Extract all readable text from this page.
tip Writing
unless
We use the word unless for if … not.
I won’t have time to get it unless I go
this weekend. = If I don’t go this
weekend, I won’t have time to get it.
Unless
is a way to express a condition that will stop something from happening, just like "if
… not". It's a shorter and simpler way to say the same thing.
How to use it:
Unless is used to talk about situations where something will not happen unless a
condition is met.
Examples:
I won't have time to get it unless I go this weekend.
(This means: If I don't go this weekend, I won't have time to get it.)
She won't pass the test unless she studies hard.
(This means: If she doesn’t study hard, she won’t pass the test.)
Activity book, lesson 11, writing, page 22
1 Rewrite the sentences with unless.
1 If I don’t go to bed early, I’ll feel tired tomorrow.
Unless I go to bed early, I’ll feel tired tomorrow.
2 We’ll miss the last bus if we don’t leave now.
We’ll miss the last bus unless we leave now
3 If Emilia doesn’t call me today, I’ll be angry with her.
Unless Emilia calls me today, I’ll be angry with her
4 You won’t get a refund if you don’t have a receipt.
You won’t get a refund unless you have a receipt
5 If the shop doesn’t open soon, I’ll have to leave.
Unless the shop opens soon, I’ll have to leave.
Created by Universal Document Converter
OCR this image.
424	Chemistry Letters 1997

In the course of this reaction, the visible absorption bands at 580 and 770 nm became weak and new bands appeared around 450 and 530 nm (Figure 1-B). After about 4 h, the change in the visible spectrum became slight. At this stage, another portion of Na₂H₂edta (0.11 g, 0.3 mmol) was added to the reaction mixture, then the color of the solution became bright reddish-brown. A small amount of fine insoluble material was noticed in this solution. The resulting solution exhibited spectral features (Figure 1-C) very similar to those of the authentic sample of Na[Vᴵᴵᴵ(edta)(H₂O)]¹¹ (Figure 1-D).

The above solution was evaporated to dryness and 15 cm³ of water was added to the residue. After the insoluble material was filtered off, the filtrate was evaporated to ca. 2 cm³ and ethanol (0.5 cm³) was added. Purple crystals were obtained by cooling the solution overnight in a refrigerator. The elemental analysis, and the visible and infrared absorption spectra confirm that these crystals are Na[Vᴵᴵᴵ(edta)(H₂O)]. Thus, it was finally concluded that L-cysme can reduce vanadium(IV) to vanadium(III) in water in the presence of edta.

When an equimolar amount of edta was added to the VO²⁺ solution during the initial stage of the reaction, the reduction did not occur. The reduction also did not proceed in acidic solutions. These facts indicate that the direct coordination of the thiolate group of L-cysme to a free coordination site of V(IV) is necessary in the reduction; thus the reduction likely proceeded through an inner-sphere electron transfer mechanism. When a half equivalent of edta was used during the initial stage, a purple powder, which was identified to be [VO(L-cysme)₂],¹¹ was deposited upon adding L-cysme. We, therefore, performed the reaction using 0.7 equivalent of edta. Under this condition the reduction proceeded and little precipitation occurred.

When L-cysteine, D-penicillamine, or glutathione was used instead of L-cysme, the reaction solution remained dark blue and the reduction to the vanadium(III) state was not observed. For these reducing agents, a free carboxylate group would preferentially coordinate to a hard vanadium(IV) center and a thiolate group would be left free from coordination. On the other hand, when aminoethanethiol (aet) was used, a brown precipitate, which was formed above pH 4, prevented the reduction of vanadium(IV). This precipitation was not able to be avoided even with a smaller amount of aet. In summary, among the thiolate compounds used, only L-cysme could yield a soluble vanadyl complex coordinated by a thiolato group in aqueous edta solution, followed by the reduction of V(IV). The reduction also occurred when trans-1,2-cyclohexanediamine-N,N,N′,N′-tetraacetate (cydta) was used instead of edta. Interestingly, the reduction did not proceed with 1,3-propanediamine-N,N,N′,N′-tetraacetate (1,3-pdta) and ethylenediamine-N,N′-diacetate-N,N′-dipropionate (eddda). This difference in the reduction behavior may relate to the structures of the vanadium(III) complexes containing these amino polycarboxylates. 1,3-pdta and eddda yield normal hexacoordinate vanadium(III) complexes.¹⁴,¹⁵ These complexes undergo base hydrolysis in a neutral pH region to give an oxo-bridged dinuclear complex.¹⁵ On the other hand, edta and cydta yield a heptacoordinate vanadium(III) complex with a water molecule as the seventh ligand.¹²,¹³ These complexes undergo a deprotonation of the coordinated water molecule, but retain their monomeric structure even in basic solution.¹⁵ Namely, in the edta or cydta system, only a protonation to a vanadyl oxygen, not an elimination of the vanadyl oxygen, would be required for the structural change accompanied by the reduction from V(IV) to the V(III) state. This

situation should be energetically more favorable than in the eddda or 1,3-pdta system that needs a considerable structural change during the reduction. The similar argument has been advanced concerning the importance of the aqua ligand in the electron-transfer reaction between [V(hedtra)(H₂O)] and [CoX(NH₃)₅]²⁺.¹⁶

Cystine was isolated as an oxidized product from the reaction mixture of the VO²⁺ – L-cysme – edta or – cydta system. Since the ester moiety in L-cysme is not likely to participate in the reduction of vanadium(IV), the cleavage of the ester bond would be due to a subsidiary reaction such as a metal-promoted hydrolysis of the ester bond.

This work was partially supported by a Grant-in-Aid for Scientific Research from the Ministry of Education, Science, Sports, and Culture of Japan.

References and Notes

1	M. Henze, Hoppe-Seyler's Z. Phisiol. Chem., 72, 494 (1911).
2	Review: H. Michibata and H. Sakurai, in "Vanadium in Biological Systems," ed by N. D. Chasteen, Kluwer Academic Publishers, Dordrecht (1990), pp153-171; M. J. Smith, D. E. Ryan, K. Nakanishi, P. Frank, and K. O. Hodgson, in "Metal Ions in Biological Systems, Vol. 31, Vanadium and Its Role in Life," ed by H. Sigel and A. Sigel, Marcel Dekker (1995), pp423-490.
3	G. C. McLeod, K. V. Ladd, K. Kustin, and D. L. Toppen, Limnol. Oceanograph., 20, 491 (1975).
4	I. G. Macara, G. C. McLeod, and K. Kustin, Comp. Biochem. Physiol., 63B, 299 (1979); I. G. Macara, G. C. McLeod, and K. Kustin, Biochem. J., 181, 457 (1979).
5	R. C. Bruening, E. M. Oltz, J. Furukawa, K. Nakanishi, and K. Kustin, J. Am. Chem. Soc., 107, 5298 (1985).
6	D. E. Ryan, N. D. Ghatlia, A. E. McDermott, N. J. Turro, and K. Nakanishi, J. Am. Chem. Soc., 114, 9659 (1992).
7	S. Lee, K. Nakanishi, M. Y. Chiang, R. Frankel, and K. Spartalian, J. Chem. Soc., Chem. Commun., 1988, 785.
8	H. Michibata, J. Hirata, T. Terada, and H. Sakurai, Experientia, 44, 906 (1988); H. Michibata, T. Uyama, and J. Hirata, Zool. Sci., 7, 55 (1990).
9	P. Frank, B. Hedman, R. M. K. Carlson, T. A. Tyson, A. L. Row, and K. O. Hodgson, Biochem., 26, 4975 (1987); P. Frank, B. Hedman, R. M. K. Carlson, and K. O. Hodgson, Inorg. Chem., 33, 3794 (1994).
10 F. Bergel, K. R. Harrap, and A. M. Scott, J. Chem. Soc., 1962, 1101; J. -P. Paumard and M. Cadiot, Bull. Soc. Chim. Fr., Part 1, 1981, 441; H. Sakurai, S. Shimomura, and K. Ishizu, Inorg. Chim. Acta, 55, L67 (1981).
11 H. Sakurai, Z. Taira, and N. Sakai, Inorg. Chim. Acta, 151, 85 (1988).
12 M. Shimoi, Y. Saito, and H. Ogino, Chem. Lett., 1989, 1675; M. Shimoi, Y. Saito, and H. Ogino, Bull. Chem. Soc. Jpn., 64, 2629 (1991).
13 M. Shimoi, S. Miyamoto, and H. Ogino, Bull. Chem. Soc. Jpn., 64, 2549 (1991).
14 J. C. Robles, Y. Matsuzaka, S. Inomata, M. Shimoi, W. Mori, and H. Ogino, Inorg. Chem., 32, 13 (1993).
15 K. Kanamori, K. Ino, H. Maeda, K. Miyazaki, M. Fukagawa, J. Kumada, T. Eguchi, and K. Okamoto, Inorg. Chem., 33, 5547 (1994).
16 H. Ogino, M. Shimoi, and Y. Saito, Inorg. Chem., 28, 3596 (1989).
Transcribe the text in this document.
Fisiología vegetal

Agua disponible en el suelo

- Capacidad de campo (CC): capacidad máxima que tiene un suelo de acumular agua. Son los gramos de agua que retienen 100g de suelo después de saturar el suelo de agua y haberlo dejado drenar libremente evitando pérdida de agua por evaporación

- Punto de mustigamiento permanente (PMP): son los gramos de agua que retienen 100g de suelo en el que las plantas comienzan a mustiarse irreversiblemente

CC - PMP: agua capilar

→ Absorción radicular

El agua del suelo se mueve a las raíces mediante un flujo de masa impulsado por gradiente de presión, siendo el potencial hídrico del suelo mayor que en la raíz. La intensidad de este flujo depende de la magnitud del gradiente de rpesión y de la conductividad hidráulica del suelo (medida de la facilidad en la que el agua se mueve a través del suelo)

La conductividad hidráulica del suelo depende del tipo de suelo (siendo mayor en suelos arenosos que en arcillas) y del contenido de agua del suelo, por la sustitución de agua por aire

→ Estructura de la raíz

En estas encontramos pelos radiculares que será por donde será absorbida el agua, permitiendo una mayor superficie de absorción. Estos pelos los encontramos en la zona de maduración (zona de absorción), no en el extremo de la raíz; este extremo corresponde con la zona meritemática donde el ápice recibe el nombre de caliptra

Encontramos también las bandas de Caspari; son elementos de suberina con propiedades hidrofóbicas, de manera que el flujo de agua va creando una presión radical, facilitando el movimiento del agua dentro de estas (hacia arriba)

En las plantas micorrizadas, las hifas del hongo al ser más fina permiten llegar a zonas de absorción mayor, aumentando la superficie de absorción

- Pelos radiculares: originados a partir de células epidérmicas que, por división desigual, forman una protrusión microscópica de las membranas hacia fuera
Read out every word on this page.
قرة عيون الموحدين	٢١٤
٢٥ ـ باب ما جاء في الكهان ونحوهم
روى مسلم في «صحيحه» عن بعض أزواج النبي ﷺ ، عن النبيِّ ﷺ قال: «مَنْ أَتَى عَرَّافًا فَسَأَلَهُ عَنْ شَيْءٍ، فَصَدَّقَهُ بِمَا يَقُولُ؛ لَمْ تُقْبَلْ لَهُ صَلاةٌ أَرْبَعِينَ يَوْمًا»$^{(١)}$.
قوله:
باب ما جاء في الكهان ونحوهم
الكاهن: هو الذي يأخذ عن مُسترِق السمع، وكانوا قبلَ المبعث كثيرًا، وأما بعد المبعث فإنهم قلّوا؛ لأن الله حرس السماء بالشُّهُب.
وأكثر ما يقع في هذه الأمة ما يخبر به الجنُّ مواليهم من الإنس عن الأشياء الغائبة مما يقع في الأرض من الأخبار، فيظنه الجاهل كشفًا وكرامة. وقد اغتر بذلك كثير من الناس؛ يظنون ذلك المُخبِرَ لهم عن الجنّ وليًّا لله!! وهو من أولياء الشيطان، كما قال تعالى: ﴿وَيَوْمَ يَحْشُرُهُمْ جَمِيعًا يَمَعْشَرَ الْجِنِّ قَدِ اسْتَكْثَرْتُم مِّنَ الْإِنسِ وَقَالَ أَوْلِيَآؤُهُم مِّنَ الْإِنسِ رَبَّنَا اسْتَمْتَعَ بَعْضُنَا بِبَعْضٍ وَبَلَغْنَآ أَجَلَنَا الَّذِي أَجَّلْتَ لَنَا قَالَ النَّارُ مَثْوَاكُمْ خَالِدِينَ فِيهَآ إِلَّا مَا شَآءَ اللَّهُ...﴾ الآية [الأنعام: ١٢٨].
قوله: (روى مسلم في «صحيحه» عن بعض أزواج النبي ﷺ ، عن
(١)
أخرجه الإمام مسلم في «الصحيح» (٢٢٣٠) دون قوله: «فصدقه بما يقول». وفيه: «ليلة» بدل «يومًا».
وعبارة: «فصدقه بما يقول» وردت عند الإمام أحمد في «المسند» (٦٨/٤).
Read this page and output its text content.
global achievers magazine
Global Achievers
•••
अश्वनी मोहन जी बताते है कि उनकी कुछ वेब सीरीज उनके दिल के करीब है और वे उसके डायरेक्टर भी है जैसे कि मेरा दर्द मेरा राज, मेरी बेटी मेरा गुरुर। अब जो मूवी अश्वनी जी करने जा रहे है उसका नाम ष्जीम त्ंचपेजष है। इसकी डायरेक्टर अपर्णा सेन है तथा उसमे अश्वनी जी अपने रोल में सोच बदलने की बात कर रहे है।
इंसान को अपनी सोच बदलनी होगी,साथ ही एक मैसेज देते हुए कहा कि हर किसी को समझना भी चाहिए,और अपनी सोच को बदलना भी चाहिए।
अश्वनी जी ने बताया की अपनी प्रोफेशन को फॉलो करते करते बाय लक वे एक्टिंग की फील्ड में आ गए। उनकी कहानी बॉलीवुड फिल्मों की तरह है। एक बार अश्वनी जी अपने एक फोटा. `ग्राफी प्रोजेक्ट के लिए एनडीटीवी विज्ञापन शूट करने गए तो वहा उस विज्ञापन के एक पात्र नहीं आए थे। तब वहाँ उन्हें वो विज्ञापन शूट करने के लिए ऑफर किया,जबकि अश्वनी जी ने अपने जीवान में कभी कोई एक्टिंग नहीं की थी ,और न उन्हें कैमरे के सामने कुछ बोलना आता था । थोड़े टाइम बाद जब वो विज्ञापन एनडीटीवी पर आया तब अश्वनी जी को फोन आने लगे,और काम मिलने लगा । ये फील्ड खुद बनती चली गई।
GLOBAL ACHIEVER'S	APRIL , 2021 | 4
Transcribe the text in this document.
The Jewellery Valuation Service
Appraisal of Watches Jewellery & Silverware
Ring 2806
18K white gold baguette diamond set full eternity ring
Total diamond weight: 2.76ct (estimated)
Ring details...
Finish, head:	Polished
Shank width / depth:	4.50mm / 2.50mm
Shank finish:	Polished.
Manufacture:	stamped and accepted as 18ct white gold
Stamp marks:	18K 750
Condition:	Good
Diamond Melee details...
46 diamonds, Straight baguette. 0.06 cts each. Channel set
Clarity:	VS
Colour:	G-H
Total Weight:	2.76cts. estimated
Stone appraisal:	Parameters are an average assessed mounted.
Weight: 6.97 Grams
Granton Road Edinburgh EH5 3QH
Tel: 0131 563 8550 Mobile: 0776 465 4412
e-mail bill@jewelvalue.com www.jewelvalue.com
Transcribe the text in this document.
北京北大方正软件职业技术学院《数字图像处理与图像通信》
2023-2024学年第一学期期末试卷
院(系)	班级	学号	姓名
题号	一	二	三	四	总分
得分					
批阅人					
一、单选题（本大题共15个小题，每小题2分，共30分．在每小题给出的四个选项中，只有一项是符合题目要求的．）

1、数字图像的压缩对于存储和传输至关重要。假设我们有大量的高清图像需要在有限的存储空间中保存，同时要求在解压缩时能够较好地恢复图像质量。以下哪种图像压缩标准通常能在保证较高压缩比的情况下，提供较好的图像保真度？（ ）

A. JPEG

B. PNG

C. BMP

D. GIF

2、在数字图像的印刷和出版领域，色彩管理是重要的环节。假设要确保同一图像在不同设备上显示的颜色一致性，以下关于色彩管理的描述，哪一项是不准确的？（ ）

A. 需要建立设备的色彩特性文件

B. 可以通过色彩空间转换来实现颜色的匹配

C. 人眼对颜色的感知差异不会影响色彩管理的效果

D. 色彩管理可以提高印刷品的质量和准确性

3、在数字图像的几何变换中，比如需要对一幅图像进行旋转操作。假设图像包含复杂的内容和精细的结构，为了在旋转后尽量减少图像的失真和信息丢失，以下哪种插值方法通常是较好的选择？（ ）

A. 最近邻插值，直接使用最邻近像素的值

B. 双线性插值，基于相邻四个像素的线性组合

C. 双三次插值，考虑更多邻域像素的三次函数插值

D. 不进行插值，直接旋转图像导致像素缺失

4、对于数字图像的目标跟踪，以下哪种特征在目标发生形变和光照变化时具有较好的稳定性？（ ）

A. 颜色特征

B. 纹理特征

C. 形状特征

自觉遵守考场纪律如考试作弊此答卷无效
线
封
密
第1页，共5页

**PROMPT**.
Which lines in the data above contain "that"? Show each one.

**SOLUTION**.
is a way to express a condition that will stop something from happening, just like "if
The above solution was evaporated to dryness and 15 cm³ of water was added to the residue. After the insoluble material was filtered off, the filtrate was evaporated to ca. 2 cm³ and ethanol (0.5 cm³) was added. Purple crystals were obtained by cooling the solution overnight in a refrigerator. The elemental analysis, and the visible and infrared absorption spectra confirm that these crystals are Na[Vᴵᴵᴵ(edta)(H₂O)]. Thus, it was finally concluded that L-cysme can reduce vanadium(IV) to vanadium(III) in water in the presence of edta.
When an equimolar amount of edta was added to the VO²⁺ solution during the initial stage of the reaction, the reduction did not occur. The reduction also did not proceed in acidic solutions. These facts indicate that the direct coordination of the thiolate group of L-cysme to a free coordination site of V(IV) is necessary in the reduction; thus the reduction likely proceeded through an inner-sphere electron transfer mechanism. When a half equivalent of edta was used during the initial stage, a purple powder, which was identified to be [VO(L-cysme)₂],¹¹ was deposited upon adding L-cysme. We, therefore, performed the reaction using 0.7 equivalent of edta. Under this condition the reduction proceeded and little precipitation occurred.
situation should be energetically more favorable than in the eddda or 1,3-pdta system that needs a considerable structural change during the reduction. The similar argument has been advanced concerning the importance of the aqua ligand in the electron-transfer reaction between [V(hedtra)(H₂O)] and [CoX(NH₃)₅]²⁺.¹⁶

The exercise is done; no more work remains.